**** ENTRIES SUPPLIED

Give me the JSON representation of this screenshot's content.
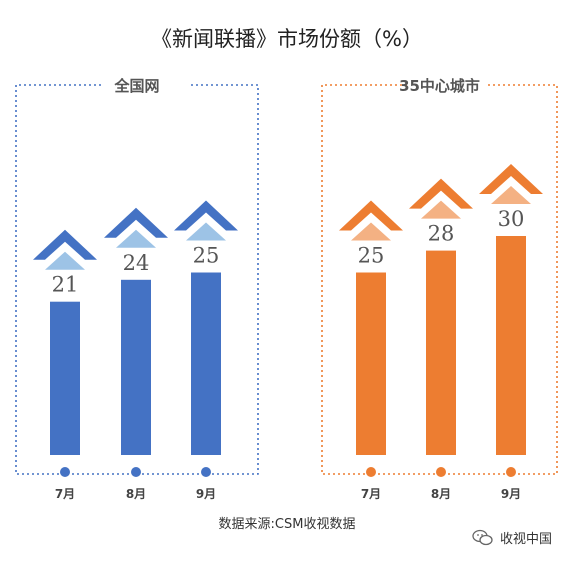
{
  "title": "《新闻联播》市场份额（%）",
  "source": "数据来源:CSM收视数据",
  "watermark": "收视中国",
  "colors": {
    "blue": "#4472C4",
    "blue_light": "#9DC3E6",
    "orange": "#ED7D31",
    "orange_light": "#F4B183"
  },
  "chart_data": [
    {
      "type": "bar",
      "title": "全国网",
      "categories": [
        "7月",
        "8月",
        "9月"
      ],
      "values": [
        21,
        24,
        25
      ],
      "color": "#4472C4",
      "light_color": "#9DC3E6"
    },
    {
      "type": "bar",
      "title": "35中心城市",
      "categories": [
        "7月",
        "8月",
        "9月"
      ],
      "values": [
        25,
        28,
        30
      ],
      "color": "#ED7D31",
      "light_color": "#F4B183"
    }
  ]
}
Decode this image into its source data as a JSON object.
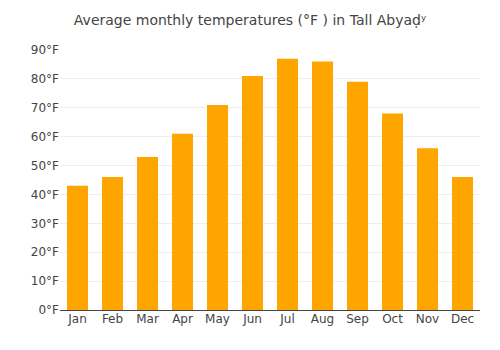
{
  "chart_data": {
    "type": "bar",
    "title": "Average monthly temperatures (°F ) in Tall Abyaḍʸ",
    "categories": [
      "Jan",
      "Feb",
      "Mar",
      "Apr",
      "May",
      "Jun",
      "Jul",
      "Aug",
      "Sep",
      "Oct",
      "Nov",
      "Dec"
    ],
    "values": [
      43,
      46,
      53,
      61,
      71,
      81,
      87,
      86,
      79,
      68,
      56,
      46
    ],
    "color": "#FFA500",
    "ylim": [
      0,
      90
    ],
    "yticks": [
      {
        "value": 0,
        "label": "0°F"
      },
      {
        "value": 10,
        "label": "10°F"
      },
      {
        "value": 20,
        "label": "20°F"
      },
      {
        "value": 30,
        "label": "30°F"
      },
      {
        "value": 40,
        "label": "40°F"
      },
      {
        "value": 50,
        "label": "50°F"
      },
      {
        "value": 60,
        "label": "60°F"
      },
      {
        "value": 70,
        "label": "70°F"
      },
      {
        "value": 80,
        "label": "80°F"
      },
      {
        "value": 90,
        "label": "90°F"
      }
    ],
    "grid": true
  }
}
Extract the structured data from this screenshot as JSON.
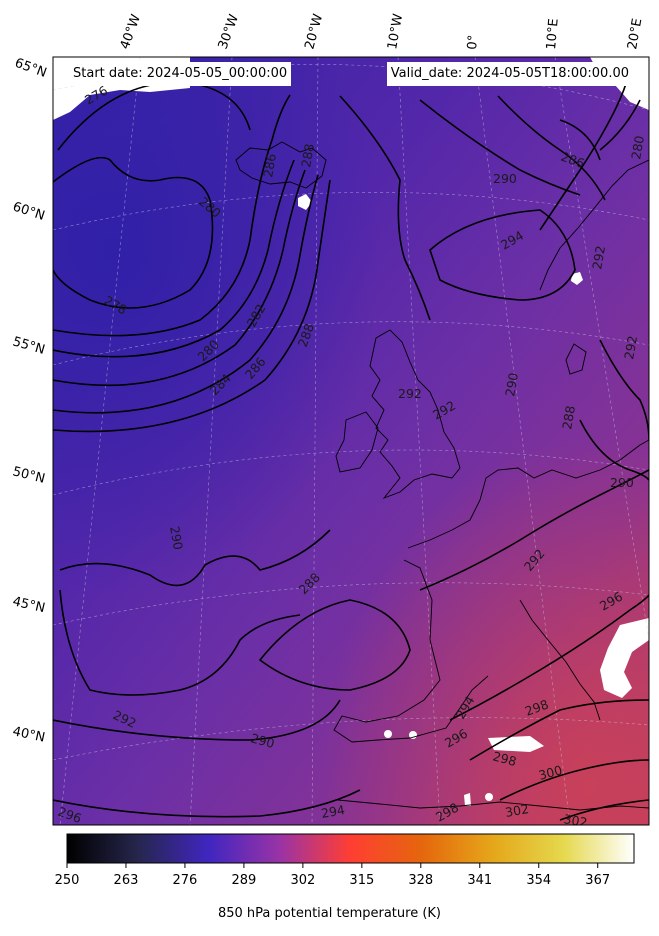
{
  "header": {
    "start_date": "Start date: 2024-05-05_00:00:00",
    "valid_date": "Valid_date: 2024-05-05T18:00:00.00"
  },
  "longitude_labels": [
    "40°W",
    "30°W",
    "20°W",
    "10°W",
    "0°",
    "10°E",
    "20°E"
  ],
  "latitude_labels": [
    "65°N",
    "60°N",
    "55°N",
    "50°N",
    "45°N",
    "40°N"
  ],
  "contour_labels": [
    "276",
    "278",
    "280",
    "280",
    "282",
    "284",
    "286",
    "286",
    "288",
    "288",
    "288",
    "290",
    "290",
    "290",
    "290",
    "290",
    "292",
    "292",
    "292",
    "292",
    "292",
    "294",
    "294",
    "294",
    "296",
    "296",
    "296",
    "298",
    "298",
    "298",
    "300",
    "302",
    "302",
    "286",
    "288",
    "280",
    "292"
  ],
  "colorbar": {
    "ticks": [
      "250",
      "263",
      "276",
      "289",
      "302",
      "315",
      "328",
      "341",
      "354",
      "367"
    ],
    "label": "850 hPa potential temperature (K)",
    "colormap": "CMRmap",
    "vmin": 250,
    "vmax": 375
  },
  "colors": {
    "cold_field": "#3b22a8",
    "mid_field": "#6a30a8",
    "warm_field": "#b53a6a",
    "contour": "#000000"
  }
}
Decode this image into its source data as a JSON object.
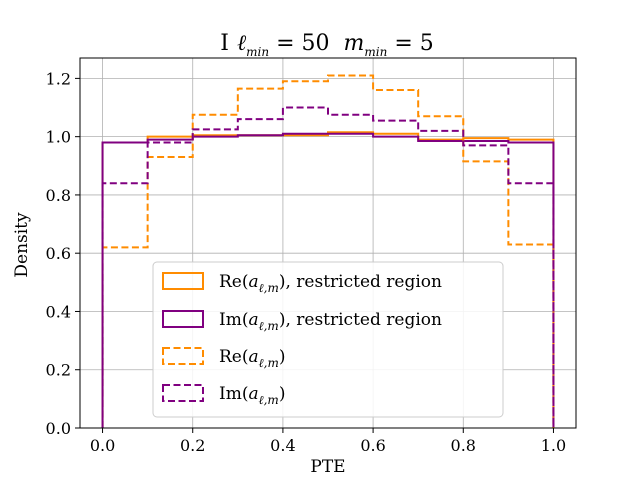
{
  "chart_data": {
    "type": "histogram-step",
    "title_main": "I",
    "title_math_1_base": "ℓ",
    "title_math_1_sub": "min",
    "title_math_1_rest": " = 50",
    "title_math_2_base": "m",
    "title_math_2_sub": "min",
    "title_math_2_rest": " = 5",
    "xlabel": "PTE",
    "ylabel": "Density",
    "xlim": [
      -0.05,
      1.05
    ],
    "ylim": [
      0.0,
      1.27
    ],
    "xticks": [
      "0.0",
      "0.2",
      "0.4",
      "0.6",
      "0.8",
      "1.0"
    ],
    "xtick_values": [
      0.0,
      0.2,
      0.4,
      0.6,
      0.8,
      1.0
    ],
    "yticks": [
      "0.0",
      "0.2",
      "0.4",
      "0.6",
      "0.8",
      "1.0",
      "1.2"
    ],
    "ytick_values": [
      0.0,
      0.2,
      0.4,
      0.6,
      0.8,
      1.0,
      1.2
    ],
    "grid": true,
    "legend_placement": "lower-center",
    "bin_edges": [
      0.0,
      0.1,
      0.2,
      0.3,
      0.4,
      0.5,
      0.6,
      0.7,
      0.8,
      0.9,
      1.0
    ],
    "series": [
      {
        "name": "Re(a_{ℓ,m}), restricted region",
        "label_prefix": "Re(",
        "label_sub": "ℓ,m",
        "label_suffix": "), restricted region",
        "color": "#ff8c00",
        "style": "solid",
        "values": [
          0.98,
          1.0,
          1.005,
          1.005,
          1.005,
          1.015,
          1.01,
          0.99,
          0.995,
          0.99
        ]
      },
      {
        "name": "Im(a_{ℓ,m}), restricted region",
        "label_prefix": "Im(",
        "label_sub": "ℓ,m",
        "label_suffix": "), restricted region",
        "color": "#800080",
        "style": "solid",
        "values": [
          0.98,
          0.99,
          1.0,
          1.005,
          1.01,
          1.01,
          1.0,
          0.985,
          0.985,
          0.98
        ]
      },
      {
        "name": "Re(a_{ℓ,m})",
        "label_prefix": "Re(",
        "label_sub": "ℓ,m",
        "label_suffix": ")",
        "color": "#ff8c00",
        "style": "dashed",
        "values": [
          0.62,
          0.93,
          1.075,
          1.165,
          1.19,
          1.21,
          1.16,
          1.07,
          0.915,
          0.63
        ]
      },
      {
        "name": "Im(a_{ℓ,m})",
        "label_prefix": "Im(",
        "label_sub": "ℓ,m",
        "label_suffix": ")",
        "color": "#800080",
        "style": "dashed",
        "values": [
          0.84,
          0.98,
          1.025,
          1.06,
          1.1,
          1.075,
          1.055,
          1.02,
          0.97,
          0.84
        ]
      }
    ]
  }
}
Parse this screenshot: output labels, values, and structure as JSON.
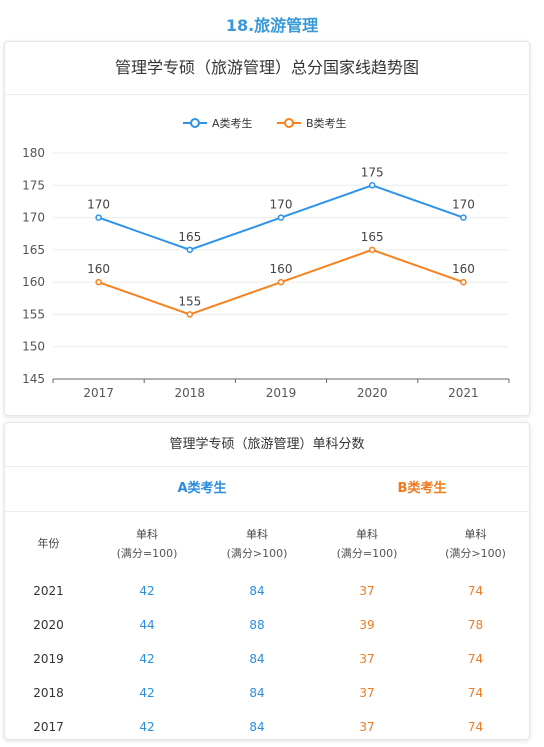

********

▸ **OBJECTIVE**:
Extract every line containing the string "screenshot" from the data above.

▸ **REPLY**:
Give me the JSON representation of this screenshot's content.
Extract the structured data from this screenshot as JSON.
Parse this screenshot: output labels, values, and structure as JSON.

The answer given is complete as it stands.